--- START ---

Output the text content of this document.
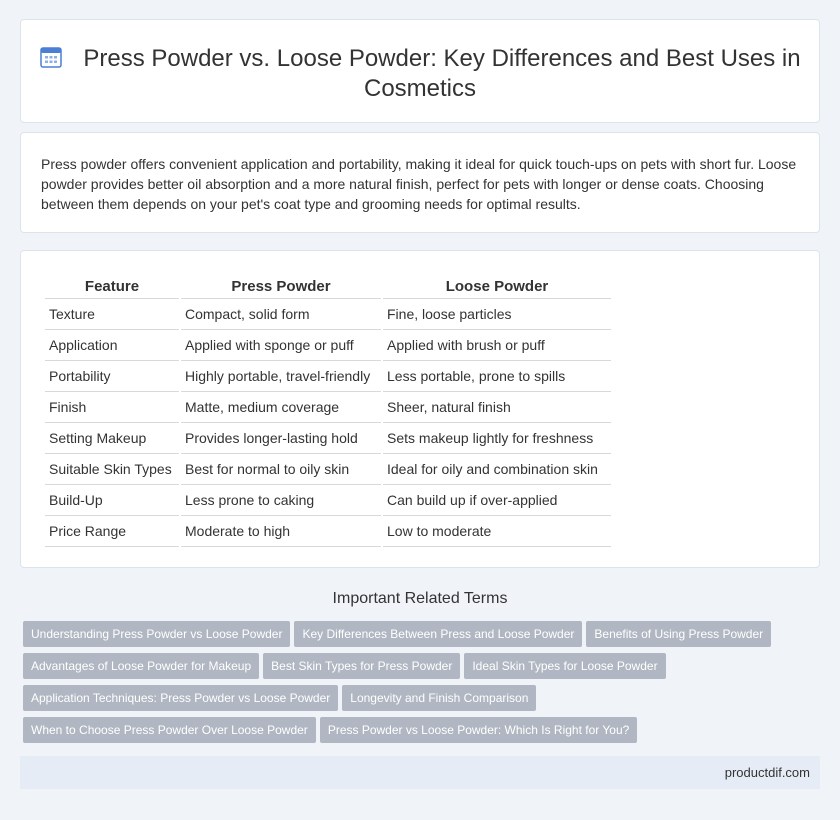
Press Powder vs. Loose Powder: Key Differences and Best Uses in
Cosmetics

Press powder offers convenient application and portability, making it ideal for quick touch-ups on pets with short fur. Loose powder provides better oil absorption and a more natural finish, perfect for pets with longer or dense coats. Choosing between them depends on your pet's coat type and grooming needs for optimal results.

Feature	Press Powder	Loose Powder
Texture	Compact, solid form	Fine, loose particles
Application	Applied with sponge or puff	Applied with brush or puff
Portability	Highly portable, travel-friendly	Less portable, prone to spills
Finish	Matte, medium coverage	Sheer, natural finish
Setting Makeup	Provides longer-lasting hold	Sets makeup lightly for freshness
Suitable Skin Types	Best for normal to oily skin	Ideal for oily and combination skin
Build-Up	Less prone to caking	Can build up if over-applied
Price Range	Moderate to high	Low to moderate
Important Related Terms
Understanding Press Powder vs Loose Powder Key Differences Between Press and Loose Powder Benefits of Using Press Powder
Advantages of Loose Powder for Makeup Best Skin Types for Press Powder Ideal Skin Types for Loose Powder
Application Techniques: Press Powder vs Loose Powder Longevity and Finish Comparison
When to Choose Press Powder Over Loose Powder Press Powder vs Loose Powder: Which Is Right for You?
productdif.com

--- END ---
--- START ---

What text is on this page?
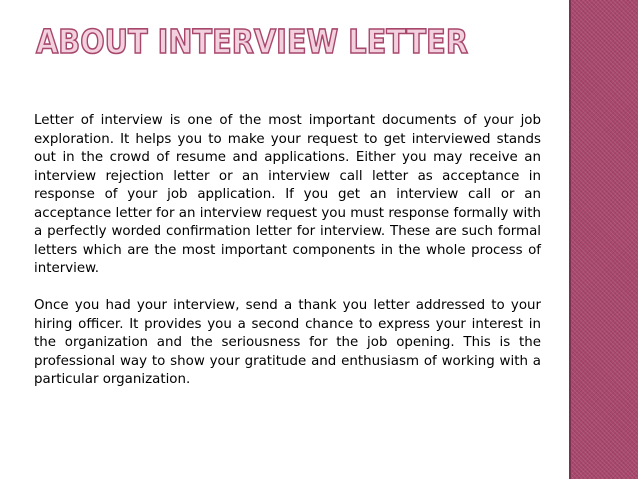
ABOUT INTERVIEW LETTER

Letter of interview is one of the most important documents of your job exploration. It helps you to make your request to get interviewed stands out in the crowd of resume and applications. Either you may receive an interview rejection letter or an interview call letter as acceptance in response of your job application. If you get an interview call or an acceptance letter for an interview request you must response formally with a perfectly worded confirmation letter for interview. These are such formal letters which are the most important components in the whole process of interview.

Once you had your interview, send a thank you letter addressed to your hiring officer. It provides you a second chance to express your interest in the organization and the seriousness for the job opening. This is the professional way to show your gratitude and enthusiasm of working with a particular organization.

--- END ---

● **Directions for this task**
In the listing above, find each line with the word "longer" and copy it.

● **Task response**
Press powder offers convenient application and portability, making it ideal for quick touch-ups on pets with short fur. Loose powder provides better oil absorption and a more natural finish, perfect for pets with longer or dense coats. Choosing between them depends on your pet's coat type and grooming needs for optimal results.
Setting Makeup	Provides longer-lasting hold	Sets makeup lightly for freshness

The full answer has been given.